Set exercise:
Wherever the word "JSON" appears in a line, copy that line.

[Begin Input data]

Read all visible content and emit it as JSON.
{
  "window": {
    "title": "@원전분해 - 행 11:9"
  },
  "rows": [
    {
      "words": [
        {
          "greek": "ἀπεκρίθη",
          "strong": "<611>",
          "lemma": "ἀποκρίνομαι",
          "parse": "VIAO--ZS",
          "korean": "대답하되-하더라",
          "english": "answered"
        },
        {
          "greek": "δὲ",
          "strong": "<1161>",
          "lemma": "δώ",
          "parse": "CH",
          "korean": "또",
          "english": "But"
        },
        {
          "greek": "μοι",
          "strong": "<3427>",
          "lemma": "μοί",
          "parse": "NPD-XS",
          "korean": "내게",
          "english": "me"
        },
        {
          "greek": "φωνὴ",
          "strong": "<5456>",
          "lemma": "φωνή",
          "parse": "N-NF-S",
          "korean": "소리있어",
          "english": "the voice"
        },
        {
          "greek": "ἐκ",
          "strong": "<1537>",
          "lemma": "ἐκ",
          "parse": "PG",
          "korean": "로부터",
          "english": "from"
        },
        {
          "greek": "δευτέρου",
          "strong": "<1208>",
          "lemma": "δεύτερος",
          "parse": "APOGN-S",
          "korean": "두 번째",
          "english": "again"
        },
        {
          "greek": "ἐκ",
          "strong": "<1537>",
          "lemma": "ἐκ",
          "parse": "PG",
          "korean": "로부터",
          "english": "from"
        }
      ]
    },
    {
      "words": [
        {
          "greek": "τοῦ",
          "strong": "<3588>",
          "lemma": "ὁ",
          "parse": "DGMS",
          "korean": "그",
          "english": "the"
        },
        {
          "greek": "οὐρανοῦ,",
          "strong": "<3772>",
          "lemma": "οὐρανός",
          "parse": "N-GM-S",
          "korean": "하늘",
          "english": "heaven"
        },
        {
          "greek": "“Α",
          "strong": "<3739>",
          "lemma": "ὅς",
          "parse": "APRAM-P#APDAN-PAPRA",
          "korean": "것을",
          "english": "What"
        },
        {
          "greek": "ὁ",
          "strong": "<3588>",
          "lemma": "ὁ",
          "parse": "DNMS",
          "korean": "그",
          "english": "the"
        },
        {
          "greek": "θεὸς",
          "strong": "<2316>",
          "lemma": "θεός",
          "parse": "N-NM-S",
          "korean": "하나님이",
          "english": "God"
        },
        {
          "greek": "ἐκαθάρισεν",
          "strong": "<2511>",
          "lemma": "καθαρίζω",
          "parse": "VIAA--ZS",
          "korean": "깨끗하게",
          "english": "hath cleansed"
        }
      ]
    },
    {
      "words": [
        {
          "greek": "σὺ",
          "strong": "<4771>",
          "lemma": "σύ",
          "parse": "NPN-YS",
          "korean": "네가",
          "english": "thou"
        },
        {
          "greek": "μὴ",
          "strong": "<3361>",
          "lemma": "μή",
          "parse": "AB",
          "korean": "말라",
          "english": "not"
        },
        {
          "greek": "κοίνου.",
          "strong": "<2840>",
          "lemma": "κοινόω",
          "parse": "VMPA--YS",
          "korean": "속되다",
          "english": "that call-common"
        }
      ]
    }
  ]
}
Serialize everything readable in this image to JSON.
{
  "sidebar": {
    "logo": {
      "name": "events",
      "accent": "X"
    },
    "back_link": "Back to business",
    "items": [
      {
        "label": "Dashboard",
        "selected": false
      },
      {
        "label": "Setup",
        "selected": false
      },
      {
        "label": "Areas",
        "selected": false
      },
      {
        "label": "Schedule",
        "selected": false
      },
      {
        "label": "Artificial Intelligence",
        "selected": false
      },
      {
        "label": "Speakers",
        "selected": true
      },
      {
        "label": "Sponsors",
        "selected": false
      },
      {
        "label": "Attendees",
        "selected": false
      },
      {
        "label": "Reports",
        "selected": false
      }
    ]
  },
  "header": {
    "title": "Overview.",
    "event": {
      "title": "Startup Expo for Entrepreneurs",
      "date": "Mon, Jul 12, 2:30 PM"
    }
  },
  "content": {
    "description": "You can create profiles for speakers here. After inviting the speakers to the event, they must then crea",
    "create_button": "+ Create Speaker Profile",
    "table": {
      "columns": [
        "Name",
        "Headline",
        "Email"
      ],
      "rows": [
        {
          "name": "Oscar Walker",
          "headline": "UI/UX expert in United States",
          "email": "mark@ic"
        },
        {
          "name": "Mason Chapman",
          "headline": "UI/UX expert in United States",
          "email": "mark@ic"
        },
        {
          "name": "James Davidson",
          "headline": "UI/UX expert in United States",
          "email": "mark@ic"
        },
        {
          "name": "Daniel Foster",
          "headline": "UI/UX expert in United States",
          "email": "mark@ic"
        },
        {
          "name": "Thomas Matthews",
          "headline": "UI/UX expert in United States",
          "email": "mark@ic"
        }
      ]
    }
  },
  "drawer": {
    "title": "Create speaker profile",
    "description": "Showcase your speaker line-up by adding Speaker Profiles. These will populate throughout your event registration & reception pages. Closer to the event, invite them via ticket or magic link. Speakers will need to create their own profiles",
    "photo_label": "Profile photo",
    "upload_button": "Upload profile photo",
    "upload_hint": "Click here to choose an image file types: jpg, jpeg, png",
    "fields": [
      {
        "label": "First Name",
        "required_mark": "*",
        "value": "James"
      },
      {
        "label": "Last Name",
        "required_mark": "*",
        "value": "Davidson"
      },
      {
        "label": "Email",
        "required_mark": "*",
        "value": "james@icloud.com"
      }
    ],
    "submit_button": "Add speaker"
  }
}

[End Input data]

Solution for this problem:
Read all visible content and emit it as JSON.
Serialize everything readable in this image to JSON.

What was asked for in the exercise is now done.